[START OF Data supplied]

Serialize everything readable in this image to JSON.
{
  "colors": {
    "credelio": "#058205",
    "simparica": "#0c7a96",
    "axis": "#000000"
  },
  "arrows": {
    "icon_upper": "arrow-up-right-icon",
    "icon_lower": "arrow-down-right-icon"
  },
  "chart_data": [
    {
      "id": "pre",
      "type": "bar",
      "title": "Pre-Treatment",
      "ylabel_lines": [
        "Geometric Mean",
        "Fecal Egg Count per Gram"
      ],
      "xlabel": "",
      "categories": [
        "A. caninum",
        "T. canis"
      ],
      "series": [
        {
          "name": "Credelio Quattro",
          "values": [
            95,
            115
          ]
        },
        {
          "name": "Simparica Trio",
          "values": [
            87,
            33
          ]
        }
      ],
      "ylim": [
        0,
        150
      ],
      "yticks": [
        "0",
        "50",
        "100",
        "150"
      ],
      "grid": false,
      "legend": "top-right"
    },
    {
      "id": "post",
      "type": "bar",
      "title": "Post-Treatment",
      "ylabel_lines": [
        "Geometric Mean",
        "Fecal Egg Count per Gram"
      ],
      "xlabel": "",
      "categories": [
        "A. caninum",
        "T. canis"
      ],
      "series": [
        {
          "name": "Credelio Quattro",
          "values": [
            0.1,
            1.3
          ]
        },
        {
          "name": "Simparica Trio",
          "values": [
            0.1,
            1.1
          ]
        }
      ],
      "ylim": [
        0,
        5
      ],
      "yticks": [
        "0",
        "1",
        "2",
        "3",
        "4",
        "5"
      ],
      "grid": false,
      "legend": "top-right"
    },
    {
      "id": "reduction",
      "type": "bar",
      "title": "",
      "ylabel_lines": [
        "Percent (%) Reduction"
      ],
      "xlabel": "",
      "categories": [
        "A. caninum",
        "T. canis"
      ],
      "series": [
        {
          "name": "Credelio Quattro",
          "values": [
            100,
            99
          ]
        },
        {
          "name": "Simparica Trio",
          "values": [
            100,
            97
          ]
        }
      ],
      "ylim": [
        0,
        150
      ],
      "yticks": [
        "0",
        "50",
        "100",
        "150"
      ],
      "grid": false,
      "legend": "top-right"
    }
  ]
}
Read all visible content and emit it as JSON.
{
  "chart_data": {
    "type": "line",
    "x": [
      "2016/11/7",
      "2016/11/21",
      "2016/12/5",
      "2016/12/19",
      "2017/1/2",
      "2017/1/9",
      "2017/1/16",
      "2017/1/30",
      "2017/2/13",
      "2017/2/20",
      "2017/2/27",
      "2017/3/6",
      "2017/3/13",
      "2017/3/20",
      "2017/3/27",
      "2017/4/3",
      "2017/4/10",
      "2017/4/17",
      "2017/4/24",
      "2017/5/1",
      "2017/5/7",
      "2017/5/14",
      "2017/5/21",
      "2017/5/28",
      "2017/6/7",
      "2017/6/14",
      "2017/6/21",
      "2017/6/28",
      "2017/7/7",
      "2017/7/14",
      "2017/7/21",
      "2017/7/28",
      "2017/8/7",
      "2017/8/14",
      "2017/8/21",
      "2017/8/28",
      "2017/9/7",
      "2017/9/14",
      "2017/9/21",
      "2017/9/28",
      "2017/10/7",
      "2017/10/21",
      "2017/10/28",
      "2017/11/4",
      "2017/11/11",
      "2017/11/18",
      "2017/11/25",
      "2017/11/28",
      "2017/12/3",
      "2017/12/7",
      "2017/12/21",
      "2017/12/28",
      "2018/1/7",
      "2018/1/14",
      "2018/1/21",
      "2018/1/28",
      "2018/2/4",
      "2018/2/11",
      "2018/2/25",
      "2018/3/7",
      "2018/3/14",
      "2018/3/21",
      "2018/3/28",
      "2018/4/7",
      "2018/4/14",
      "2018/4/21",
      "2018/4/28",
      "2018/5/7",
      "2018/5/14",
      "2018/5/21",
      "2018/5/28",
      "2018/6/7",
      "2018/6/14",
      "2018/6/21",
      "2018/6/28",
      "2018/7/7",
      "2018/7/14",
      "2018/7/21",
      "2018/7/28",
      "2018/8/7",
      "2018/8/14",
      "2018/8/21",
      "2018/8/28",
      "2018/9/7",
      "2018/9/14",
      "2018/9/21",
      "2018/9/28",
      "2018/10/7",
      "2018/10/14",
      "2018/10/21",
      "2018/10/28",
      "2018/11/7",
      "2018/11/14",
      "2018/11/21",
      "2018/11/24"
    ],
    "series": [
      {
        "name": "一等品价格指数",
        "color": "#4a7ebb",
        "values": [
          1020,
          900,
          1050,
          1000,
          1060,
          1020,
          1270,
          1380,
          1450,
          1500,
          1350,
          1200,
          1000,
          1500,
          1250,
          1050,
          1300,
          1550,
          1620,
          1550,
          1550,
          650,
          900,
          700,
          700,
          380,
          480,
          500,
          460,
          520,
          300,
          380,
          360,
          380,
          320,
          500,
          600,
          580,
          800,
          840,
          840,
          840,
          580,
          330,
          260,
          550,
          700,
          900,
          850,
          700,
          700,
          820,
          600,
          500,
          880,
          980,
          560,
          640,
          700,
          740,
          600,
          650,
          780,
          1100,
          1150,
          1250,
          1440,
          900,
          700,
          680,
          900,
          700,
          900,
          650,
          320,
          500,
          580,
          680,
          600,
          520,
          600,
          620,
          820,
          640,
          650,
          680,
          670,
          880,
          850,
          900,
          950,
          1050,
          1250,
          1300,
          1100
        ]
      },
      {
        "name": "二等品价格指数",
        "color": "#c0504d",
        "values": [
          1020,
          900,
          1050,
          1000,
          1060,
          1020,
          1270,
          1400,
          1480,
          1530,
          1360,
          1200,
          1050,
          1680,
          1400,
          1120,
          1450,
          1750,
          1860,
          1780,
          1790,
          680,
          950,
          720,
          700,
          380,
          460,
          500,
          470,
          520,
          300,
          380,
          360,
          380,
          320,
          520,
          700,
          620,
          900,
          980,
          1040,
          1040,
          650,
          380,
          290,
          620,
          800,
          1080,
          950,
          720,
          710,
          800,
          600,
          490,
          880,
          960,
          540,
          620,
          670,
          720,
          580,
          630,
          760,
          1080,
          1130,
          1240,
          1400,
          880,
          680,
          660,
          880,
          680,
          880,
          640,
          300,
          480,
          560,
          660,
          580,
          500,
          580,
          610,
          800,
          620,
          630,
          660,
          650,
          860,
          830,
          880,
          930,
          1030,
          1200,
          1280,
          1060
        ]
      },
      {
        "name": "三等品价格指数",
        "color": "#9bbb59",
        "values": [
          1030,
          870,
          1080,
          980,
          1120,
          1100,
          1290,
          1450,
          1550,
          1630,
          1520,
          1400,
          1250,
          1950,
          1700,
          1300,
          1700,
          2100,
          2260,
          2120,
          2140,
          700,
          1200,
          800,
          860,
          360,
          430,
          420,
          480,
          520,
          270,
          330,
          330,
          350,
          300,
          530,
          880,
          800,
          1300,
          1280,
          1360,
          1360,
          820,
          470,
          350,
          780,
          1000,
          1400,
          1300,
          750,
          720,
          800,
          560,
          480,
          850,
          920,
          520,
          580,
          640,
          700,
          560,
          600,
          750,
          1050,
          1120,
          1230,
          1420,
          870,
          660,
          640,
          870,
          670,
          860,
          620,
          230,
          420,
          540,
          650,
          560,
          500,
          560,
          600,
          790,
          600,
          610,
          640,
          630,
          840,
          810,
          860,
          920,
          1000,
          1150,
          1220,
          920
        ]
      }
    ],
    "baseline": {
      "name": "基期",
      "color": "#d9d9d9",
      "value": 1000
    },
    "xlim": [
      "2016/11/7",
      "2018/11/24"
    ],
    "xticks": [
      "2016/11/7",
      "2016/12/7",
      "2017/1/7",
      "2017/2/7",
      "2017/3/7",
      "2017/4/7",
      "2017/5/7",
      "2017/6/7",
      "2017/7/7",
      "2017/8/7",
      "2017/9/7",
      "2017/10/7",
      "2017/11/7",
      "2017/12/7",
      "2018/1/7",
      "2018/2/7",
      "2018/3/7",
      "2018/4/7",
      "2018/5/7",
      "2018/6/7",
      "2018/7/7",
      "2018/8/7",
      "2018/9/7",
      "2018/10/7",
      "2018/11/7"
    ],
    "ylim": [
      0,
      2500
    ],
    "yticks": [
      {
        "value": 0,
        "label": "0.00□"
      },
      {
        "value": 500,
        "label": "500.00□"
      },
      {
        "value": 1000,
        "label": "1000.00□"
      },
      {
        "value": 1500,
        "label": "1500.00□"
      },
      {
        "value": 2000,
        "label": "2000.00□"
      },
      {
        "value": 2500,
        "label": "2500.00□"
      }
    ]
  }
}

[END OF Data supplied]

* **Stated task**
Extract, from the material above, each line holding the word "Treatment".

* **Written reply**
      "title": "Pre-Treatment",
      "title": "Post-Treatment",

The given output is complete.